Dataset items
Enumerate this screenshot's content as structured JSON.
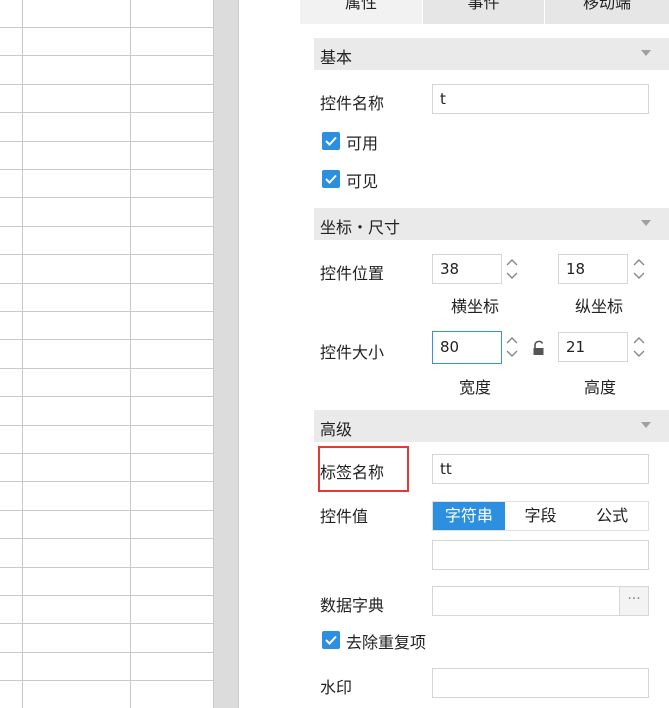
{
  "tabs": [
    "属性",
    "事件",
    "移动端"
  ],
  "sections": {
    "basic": "基本",
    "coords": "坐标・尺寸",
    "advanced": "高级"
  },
  "basic": {
    "name_label": "控件名称",
    "name_value": "t",
    "enabled_label": "可用",
    "visible_label": "可见"
  },
  "position": {
    "label": "控件位置",
    "x_value": "38",
    "y_value": "18",
    "x_caption": "横坐标",
    "y_caption": "纵坐标"
  },
  "size": {
    "label": "控件大小",
    "w_value": "80",
    "h_value": "21",
    "w_caption": "宽度",
    "h_caption": "高度"
  },
  "advanced": {
    "tag_label": "标签名称",
    "tag_value": "tt",
    "value_label": "控件值",
    "value_options": [
      "字符串",
      "字段",
      "公式"
    ],
    "value_selected": "字符串",
    "value_input": "",
    "dict_label": "数据字典",
    "dict_value": "",
    "dict_button": "···",
    "dedupe_label": "去除重复项",
    "watermark_label": "水印",
    "watermark_value": ""
  },
  "colors": {
    "accent": "#2d8fe0",
    "highlight": "#e53935"
  }
}
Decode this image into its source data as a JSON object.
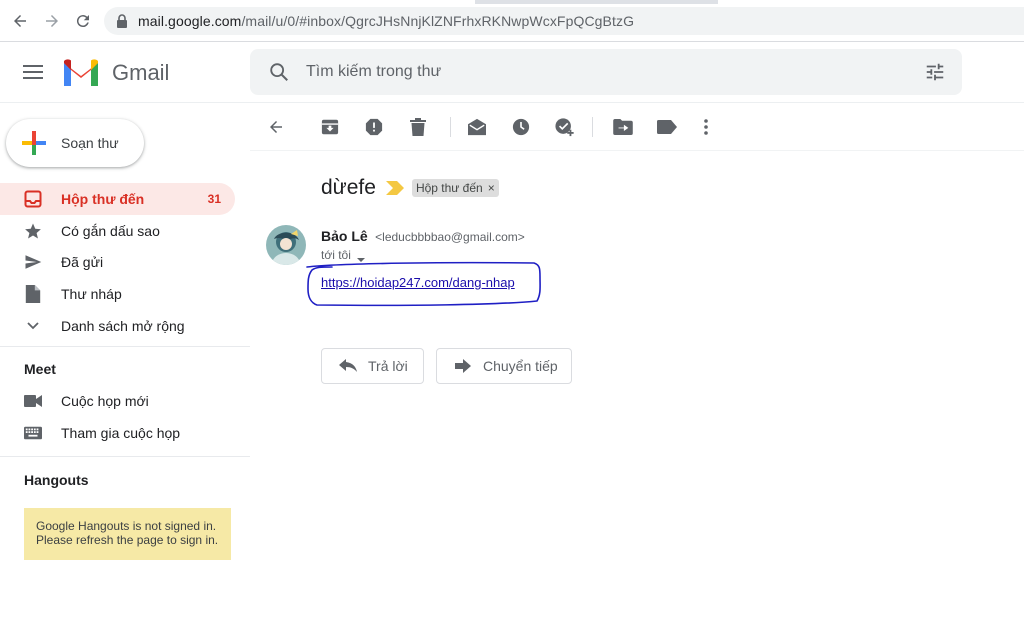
{
  "browser": {
    "url_host": "mail.google.com",
    "url_path": "/mail/u/0/#inbox/QgrcJHsNnjKlZNFrhxRKNwpWcxFpQCgBtzG"
  },
  "header": {
    "app_name": "Gmail",
    "search_placeholder": "Tìm kiếm trong thư"
  },
  "sidebar": {
    "compose_label": "Soạn thư",
    "items": [
      {
        "label": "Hộp thư đến",
        "count": "31",
        "icon": "inbox-icon"
      },
      {
        "label": "Có gắn dấu sao",
        "icon": "star-icon"
      },
      {
        "label": "Đã gửi",
        "icon": "send-icon"
      },
      {
        "label": "Thư nháp",
        "icon": "draft-icon"
      },
      {
        "label": "Danh sách mở rộng",
        "icon": "chevron-down-icon"
      }
    ],
    "meet_title": "Meet",
    "meet_items": [
      {
        "label": "Cuộc họp mới",
        "icon": "video-icon"
      },
      {
        "label": "Tham gia cuộc họp",
        "icon": "keyboard-icon"
      }
    ],
    "hangouts_title": "Hangouts",
    "hangouts_note_line1": "Google Hangouts is not signed in.",
    "hangouts_note_line2": "Please refresh the page to sign in."
  },
  "email": {
    "subject": "dừefe",
    "label": "Hộp thư đến",
    "sender_name": "Bảo Lê",
    "sender_email": "<leducbbbbao@gmail.com>",
    "to_text": "tới tôi",
    "link_text": "https://hoidap247.com/dang-nhap",
    "reply_label": "Trả lời",
    "forward_label": "Chuyển tiếp"
  },
  "colors": {
    "accent_red": "#d93025",
    "active_bg": "#fce8e6",
    "link": "#1a0dab",
    "note_bg": "#f6e9a6",
    "scribble": "#1f1fc4"
  }
}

◆ **DESCRIPTION OF THE TASK**
Using the material above, return every line exactly as it appears, minus the pictures.

◆ **ANSWER FOR THIS EXERCISE**
Enumerate this screenshot's content as structured JSON.
{
  "tabs": [
    "属性",
    "事件",
    "移动端"
  ],
  "sections": {
    "basic": "基本",
    "coords": "坐标・尺寸",
    "advanced": "高级"
  },
  "basic": {
    "name_label": "控件名称",
    "name_value": "t",
    "enabled_label": "可用",
    "visible_label": "可见"
  },
  "position": {
    "label": "控件位置",
    "x_value": "38",
    "y_value": "18",
    "x_caption": "横坐标",
    "y_caption": "纵坐标"
  },
  "size": {
    "label": "控件大小",
    "w_value": "80",
    "h_value": "21",
    "w_caption": "宽度",
    "h_caption": "高度"
  },
  "advanced": {
    "tag_label": "标签名称",
    "tag_value": "tt",
    "value_label": "控件值",
    "value_options": [
      "字符串",
      "字段",
      "公式"
    ],
    "value_selected": "字符串",
    "value_input": "",
    "dict_label": "数据字典",
    "dict_value": "",
    "dict_button": "···",
    "dedupe_label": "去除重复项",
    "watermark_label": "水印",
    "watermark_value": ""
  },
  "colors": {
    "accent": "#2d8fe0",
    "highlight": "#e53935"
  }
}
Decode this image into its source data as a JSON object.
{
  "browser": {
    "url_host": "mail.google.com",
    "url_path": "/mail/u/0/#inbox/QgrcJHsNnjKlZNFrhxRKNwpWcxFpQCgBtzG"
  },
  "header": {
    "app_name": "Gmail",
    "search_placeholder": "Tìm kiếm trong thư"
  },
  "sidebar": {
    "compose_label": "Soạn thư",
    "items": [
      {
        "label": "Hộp thư đến",
        "count": "31",
        "icon": "inbox-icon"
      },
      {
        "label": "Có gắn dấu sao",
        "icon": "star-icon"
      },
      {
        "label": "Đã gửi",
        "icon": "send-icon"
      },
      {
        "label": "Thư nháp",
        "icon": "draft-icon"
      },
      {
        "label": "Danh sách mở rộng",
        "icon": "chevron-down-icon"
      }
    ],
    "meet_title": "Meet",
    "meet_items": [
      {
        "label": "Cuộc họp mới",
        "icon": "video-icon"
      },
      {
        "label": "Tham gia cuộc họp",
        "icon": "keyboard-icon"
      }
    ],
    "hangouts_title": "Hangouts",
    "hangouts_note_line1": "Google Hangouts is not signed in.",
    "hangouts_note_line2": "Please refresh the page to sign in."
  },
  "email": {
    "subject": "dừefe",
    "label": "Hộp thư đến",
    "sender_name": "Bảo Lê",
    "sender_email": "<leducbbbbao@gmail.com>",
    "to_text": "tới tôi",
    "link_text": "https://hoidap247.com/dang-nhap",
    "reply_label": "Trả lời",
    "forward_label": "Chuyển tiếp"
  },
  "colors": {
    "accent_red": "#d93025",
    "active_bg": "#fce8e6",
    "link": "#1a0dab",
    "note_bg": "#f6e9a6",
    "scribble": "#1f1fc4"
  }
}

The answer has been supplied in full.